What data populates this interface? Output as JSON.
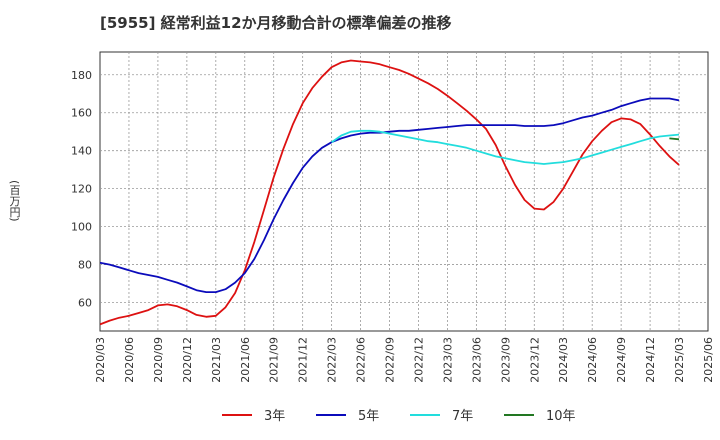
{
  "chart_data": {
    "type": "line",
    "title": "[5955]  経常利益12か月移動合計の標準偏差の推移",
    "ylabel": "(百万円)",
    "xlabel": "",
    "ylim": [
      45,
      192
    ],
    "yticks": [
      60,
      80,
      100,
      120,
      140,
      160,
      180
    ],
    "x_start": "2020/03",
    "x_end": "2025/06",
    "x_ticks": [
      "2020/03",
      "2020/06",
      "2020/09",
      "2020/12",
      "2021/03",
      "2021/06",
      "2021/09",
      "2021/12",
      "2022/03",
      "2022/06",
      "2022/09",
      "2022/12",
      "2023/03",
      "2023/06",
      "2023/09",
      "2023/12",
      "2024/03",
      "2024/06",
      "2024/09",
      "2024/12",
      "2025/03",
      "2025/06"
    ],
    "grid": true,
    "legend_position": "bottom",
    "series": [
      {
        "name": "3年",
        "color": "#dd1111",
        "points": [
          [
            "2020/03",
            48.5
          ],
          [
            "2020/04",
            50.5
          ],
          [
            "2020/05",
            52
          ],
          [
            "2020/06",
            53
          ],
          [
            "2020/07",
            54.5
          ],
          [
            "2020/08",
            56
          ],
          [
            "2020/09",
            58.5
          ],
          [
            "2020/10",
            59
          ],
          [
            "2020/11",
            58
          ],
          [
            "2020/12",
            56
          ],
          [
            "2021/01",
            53.5
          ],
          [
            "2021/02",
            52.5
          ],
          [
            "2021/03",
            53
          ],
          [
            "2021/04",
            57.5
          ],
          [
            "2021/05",
            65
          ],
          [
            "2021/06",
            77
          ],
          [
            "2021/07",
            92
          ],
          [
            "2021/08",
            109
          ],
          [
            "2021/09",
            126
          ],
          [
            "2021/10",
            141
          ],
          [
            "2021/11",
            154
          ],
          [
            "2021/12",
            165
          ],
          [
            "2022/01",
            173
          ],
          [
            "2022/02",
            179
          ],
          [
            "2022/03",
            184
          ],
          [
            "2022/04",
            186.5
          ],
          [
            "2022/05",
            187.5
          ],
          [
            "2022/06",
            187
          ],
          [
            "2022/07",
            186.5
          ],
          [
            "2022/08",
            185.5
          ],
          [
            "2022/09",
            184
          ],
          [
            "2022/10",
            182.5
          ],
          [
            "2022/11",
            180.5
          ],
          [
            "2022/12",
            178
          ],
          [
            "2023/01",
            175.5
          ],
          [
            "2023/02",
            172.5
          ],
          [
            "2023/03",
            169
          ],
          [
            "2023/04",
            165
          ],
          [
            "2023/05",
            161
          ],
          [
            "2023/06",
            156.5
          ],
          [
            "2023/07",
            151.5
          ],
          [
            "2023/08",
            143
          ],
          [
            "2023/09",
            132
          ],
          [
            "2023/10",
            122
          ],
          [
            "2023/11",
            114
          ],
          [
            "2023/12",
            109.5
          ],
          [
            "2024/01",
            109
          ],
          [
            "2024/02",
            113
          ],
          [
            "2024/03",
            120
          ],
          [
            "2024/04",
            129
          ],
          [
            "2024/05",
            138
          ],
          [
            "2024/06",
            145
          ],
          [
            "2024/07",
            150.5
          ],
          [
            "2024/08",
            155
          ],
          [
            "2024/09",
            157
          ],
          [
            "2024/10",
            156.5
          ],
          [
            "2024/11",
            154
          ],
          [
            "2024/12",
            148.5
          ],
          [
            "2025/01",
            142.5
          ],
          [
            "2025/02",
            137
          ],
          [
            "2025/03",
            132.5
          ]
        ]
      },
      {
        "name": "5年",
        "color": "#0b0bbb",
        "points": [
          [
            "2020/03",
            81
          ],
          [
            "2020/04",
            80
          ],
          [
            "2020/05",
            78.5
          ],
          [
            "2020/06",
            77
          ],
          [
            "2020/07",
            75.5
          ],
          [
            "2020/08",
            74.5
          ],
          [
            "2020/09",
            73.5
          ],
          [
            "2020/10",
            72
          ],
          [
            "2020/11",
            70.5
          ],
          [
            "2020/12",
            68.5
          ],
          [
            "2021/01",
            66.5
          ],
          [
            "2021/02",
            65.5
          ],
          [
            "2021/03",
            65.5
          ],
          [
            "2021/04",
            67
          ],
          [
            "2021/05",
            70.5
          ],
          [
            "2021/06",
            75.5
          ],
          [
            "2021/07",
            83
          ],
          [
            "2021/08",
            93
          ],
          [
            "2021/09",
            104
          ],
          [
            "2021/10",
            114
          ],
          [
            "2021/11",
            123
          ],
          [
            "2021/12",
            131
          ],
          [
            "2022/01",
            137
          ],
          [
            "2022/02",
            141.5
          ],
          [
            "2022/03",
            144.5
          ],
          [
            "2022/04",
            146.5
          ],
          [
            "2022/05",
            148
          ],
          [
            "2022/06",
            149
          ],
          [
            "2022/07",
            149.5
          ],
          [
            "2022/08",
            149.5
          ],
          [
            "2022/09",
            150
          ],
          [
            "2022/10",
            150.5
          ],
          [
            "2022/11",
            150.5
          ],
          [
            "2022/12",
            151
          ],
          [
            "2023/01",
            151.5
          ],
          [
            "2023/02",
            152
          ],
          [
            "2023/03",
            152.5
          ],
          [
            "2023/04",
            153
          ],
          [
            "2023/05",
            153.5
          ],
          [
            "2023/06",
            153.5
          ],
          [
            "2023/07",
            153.5
          ],
          [
            "2023/08",
            153.5
          ],
          [
            "2023/09",
            153.5
          ],
          [
            "2023/10",
            153.5
          ],
          [
            "2023/11",
            153
          ],
          [
            "2023/12",
            153
          ],
          [
            "2024/01",
            153
          ],
          [
            "2024/02",
            153.5
          ],
          [
            "2024/03",
            154.5
          ],
          [
            "2024/04",
            156
          ],
          [
            "2024/05",
            157.5
          ],
          [
            "2024/06",
            158.5
          ],
          [
            "2024/07",
            160
          ],
          [
            "2024/08",
            161.5
          ],
          [
            "2024/09",
            163.5
          ],
          [
            "2024/10",
            165
          ],
          [
            "2024/11",
            166.5
          ],
          [
            "2024/12",
            167.5
          ],
          [
            "2025/01",
            167.5
          ],
          [
            "2025/02",
            167.5
          ],
          [
            "2025/03",
            166.5
          ]
        ]
      },
      {
        "name": "7年",
        "color": "#22dddd",
        "points": [
          [
            "2022/03",
            144.5
          ],
          [
            "2022/04",
            148
          ],
          [
            "2022/05",
            150
          ],
          [
            "2022/06",
            150.5
          ],
          [
            "2022/07",
            150.5
          ],
          [
            "2022/08",
            150
          ],
          [
            "2022/09",
            149
          ],
          [
            "2022/10",
            148
          ],
          [
            "2022/11",
            147
          ],
          [
            "2022/12",
            146
          ],
          [
            "2023/01",
            145
          ],
          [
            "2023/02",
            144.5
          ],
          [
            "2023/03",
            143.5
          ],
          [
            "2023/04",
            142.5
          ],
          [
            "2023/05",
            141.5
          ],
          [
            "2023/06",
            140
          ],
          [
            "2023/07",
            138.5
          ],
          [
            "2023/08",
            137
          ],
          [
            "2023/09",
            136
          ],
          [
            "2023/10",
            135
          ],
          [
            "2023/11",
            134
          ],
          [
            "2023/12",
            133.5
          ],
          [
            "2024/01",
            133
          ],
          [
            "2024/02",
            133.5
          ],
          [
            "2024/03",
            134
          ],
          [
            "2024/04",
            135
          ],
          [
            "2024/05",
            136
          ],
          [
            "2024/06",
            137.5
          ],
          [
            "2024/07",
            139
          ],
          [
            "2024/08",
            140.5
          ],
          [
            "2024/09",
            142
          ],
          [
            "2024/10",
            143.5
          ],
          [
            "2024/11",
            145
          ],
          [
            "2024/12",
            146.5
          ],
          [
            "2025/01",
            147.5
          ],
          [
            "2025/02",
            148
          ],
          [
            "2025/03",
            148.5
          ]
        ]
      },
      {
        "name": "10年",
        "color": "#227722",
        "points": [
          [
            "2025/02",
            146.5
          ],
          [
            "2025/03",
            146
          ]
        ]
      }
    ]
  }
}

____

__WHAT IS ASKED__. Going through the data, tally the lines containing "color" and report only the result.

__TASK OUTPUT__. 4